EXERCISE REQUIREMENTS — Copy out each line featuring the string "للحالات" from the entries beneath.

* Begin RECORDS *

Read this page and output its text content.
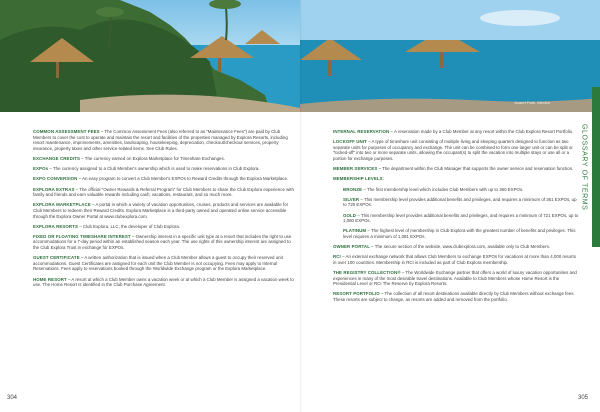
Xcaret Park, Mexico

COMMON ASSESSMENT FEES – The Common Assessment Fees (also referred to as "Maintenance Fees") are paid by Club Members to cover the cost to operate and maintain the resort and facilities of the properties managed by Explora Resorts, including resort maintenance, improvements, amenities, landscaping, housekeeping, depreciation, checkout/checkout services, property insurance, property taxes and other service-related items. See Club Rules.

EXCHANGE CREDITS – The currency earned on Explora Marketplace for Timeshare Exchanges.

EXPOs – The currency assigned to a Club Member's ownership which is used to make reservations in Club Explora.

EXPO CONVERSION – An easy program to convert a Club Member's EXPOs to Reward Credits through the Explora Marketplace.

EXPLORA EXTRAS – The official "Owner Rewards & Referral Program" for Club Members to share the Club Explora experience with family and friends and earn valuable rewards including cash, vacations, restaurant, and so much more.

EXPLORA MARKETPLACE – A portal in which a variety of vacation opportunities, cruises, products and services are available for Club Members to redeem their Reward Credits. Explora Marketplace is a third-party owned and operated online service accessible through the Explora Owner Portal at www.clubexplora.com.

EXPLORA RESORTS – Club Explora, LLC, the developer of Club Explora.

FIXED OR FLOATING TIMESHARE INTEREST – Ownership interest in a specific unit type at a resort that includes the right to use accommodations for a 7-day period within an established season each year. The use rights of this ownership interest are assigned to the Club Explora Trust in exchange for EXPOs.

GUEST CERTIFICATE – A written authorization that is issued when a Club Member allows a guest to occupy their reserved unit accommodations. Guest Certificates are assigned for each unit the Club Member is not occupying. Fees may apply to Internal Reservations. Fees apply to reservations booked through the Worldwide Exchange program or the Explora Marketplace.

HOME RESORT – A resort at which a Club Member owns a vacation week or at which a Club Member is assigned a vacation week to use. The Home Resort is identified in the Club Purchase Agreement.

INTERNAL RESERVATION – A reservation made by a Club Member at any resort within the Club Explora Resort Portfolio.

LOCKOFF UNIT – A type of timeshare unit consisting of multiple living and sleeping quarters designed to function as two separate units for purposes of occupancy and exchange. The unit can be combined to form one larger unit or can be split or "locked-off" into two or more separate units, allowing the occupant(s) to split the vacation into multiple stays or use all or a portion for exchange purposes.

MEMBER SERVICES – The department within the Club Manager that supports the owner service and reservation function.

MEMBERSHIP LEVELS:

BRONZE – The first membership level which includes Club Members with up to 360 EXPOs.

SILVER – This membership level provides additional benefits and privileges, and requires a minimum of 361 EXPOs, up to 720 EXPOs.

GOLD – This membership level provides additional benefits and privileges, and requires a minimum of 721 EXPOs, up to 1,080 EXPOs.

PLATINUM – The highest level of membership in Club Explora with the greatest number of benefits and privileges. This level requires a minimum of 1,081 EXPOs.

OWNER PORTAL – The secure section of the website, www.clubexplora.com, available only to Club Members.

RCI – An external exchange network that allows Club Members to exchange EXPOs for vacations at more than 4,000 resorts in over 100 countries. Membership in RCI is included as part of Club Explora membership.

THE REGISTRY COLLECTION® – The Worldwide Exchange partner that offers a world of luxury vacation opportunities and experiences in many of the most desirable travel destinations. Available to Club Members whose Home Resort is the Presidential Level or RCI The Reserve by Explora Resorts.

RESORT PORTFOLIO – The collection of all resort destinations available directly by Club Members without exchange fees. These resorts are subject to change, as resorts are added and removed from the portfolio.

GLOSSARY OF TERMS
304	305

* End RECORDS *
* Begin RECORDS *

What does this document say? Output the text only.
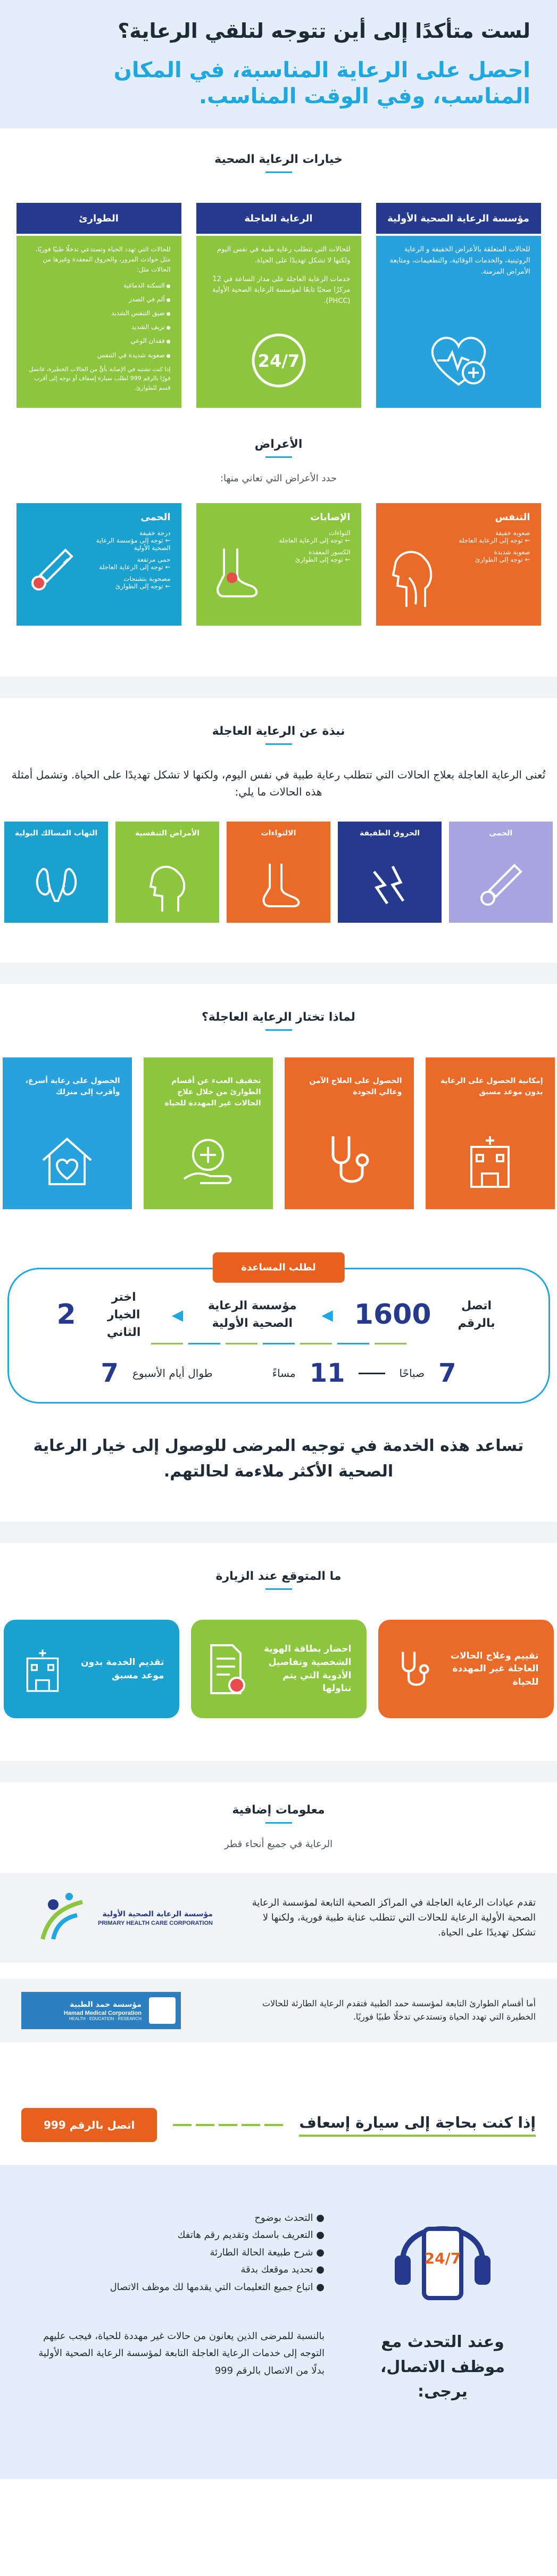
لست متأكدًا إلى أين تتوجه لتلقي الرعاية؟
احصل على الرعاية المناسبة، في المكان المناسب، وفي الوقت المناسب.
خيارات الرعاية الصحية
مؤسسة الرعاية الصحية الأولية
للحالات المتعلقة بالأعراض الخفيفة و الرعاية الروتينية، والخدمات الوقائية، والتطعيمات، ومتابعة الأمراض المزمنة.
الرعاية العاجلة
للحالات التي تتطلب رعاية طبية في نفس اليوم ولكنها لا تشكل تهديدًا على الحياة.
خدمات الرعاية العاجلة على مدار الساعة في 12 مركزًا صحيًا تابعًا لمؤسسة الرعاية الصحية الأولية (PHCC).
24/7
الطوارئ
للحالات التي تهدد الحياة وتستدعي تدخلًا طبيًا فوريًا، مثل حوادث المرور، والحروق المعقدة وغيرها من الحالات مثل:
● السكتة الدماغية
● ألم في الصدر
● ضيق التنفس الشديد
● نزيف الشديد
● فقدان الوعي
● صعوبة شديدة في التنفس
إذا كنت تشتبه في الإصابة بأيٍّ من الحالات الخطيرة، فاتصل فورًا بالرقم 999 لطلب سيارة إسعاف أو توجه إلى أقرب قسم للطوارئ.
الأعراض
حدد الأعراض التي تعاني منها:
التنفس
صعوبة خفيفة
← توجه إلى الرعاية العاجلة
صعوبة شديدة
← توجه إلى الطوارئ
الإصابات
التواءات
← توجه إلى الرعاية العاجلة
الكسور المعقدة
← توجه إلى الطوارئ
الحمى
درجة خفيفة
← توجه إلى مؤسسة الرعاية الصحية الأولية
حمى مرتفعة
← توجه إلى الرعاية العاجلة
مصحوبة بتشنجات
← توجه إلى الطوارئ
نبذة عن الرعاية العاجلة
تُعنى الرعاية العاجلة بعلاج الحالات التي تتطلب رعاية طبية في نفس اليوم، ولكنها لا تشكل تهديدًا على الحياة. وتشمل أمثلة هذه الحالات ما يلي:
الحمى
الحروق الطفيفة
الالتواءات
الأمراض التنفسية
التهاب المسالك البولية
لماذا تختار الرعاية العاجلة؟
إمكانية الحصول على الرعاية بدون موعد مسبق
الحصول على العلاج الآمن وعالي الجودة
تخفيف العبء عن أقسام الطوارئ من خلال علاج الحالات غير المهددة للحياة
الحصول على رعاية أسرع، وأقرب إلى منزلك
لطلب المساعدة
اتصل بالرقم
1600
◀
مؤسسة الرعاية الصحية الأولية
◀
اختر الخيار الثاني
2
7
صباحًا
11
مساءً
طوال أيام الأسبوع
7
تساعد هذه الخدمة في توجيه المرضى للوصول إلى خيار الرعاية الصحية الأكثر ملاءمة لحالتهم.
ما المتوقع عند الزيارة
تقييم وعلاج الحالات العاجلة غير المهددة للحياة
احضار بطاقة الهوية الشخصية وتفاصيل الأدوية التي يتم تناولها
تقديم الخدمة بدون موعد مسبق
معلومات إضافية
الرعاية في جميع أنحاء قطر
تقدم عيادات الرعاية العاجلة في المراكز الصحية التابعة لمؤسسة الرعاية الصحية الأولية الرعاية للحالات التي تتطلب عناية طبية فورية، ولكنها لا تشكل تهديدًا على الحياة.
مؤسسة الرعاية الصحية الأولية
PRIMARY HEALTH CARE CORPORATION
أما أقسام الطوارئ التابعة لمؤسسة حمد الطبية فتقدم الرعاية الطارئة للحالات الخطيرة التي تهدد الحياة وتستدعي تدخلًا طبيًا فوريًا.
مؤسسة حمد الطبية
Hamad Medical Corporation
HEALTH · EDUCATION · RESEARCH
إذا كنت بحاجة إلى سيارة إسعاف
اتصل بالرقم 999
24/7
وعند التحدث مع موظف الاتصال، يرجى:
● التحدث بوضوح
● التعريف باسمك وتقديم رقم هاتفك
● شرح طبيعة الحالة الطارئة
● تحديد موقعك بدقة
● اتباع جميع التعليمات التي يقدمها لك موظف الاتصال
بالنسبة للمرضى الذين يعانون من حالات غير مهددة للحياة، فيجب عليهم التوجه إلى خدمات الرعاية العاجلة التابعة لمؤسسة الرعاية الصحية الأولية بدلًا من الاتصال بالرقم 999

* End RECORDS *

EXERCISE RESPONSE —
للحالات المتعلقة بالأعراض الخفيفة و الرعاية الروتينية، والخدمات الوقائية، والتطعيمات، ومتابعة الأمراض المزمنة.
للحالات التي تتطلب رعاية طبية في نفس اليوم ولكنها لا تشكل تهديدًا على الحياة.
للحالات التي تهدد الحياة وتستدعي تدخلًا طبيًا فوريًا، مثل حوادث المرور، والحروق المعقدة وغيرها من الحالات مثل:
تقدم عيادات الرعاية العاجلة في المراكز الصحية التابعة لمؤسسة الرعاية الصحية الأولية الرعاية للحالات التي تتطلب عناية طبية فورية، ولكنها لا تشكل تهديدًا على الحياة.
أما أقسام الطوارئ التابعة لمؤسسة حمد الطبية فتقدم الرعاية الطارئة للحالات الخطيرة التي تهدد الحياة وتستدعي تدخلًا طبيًا فوريًا.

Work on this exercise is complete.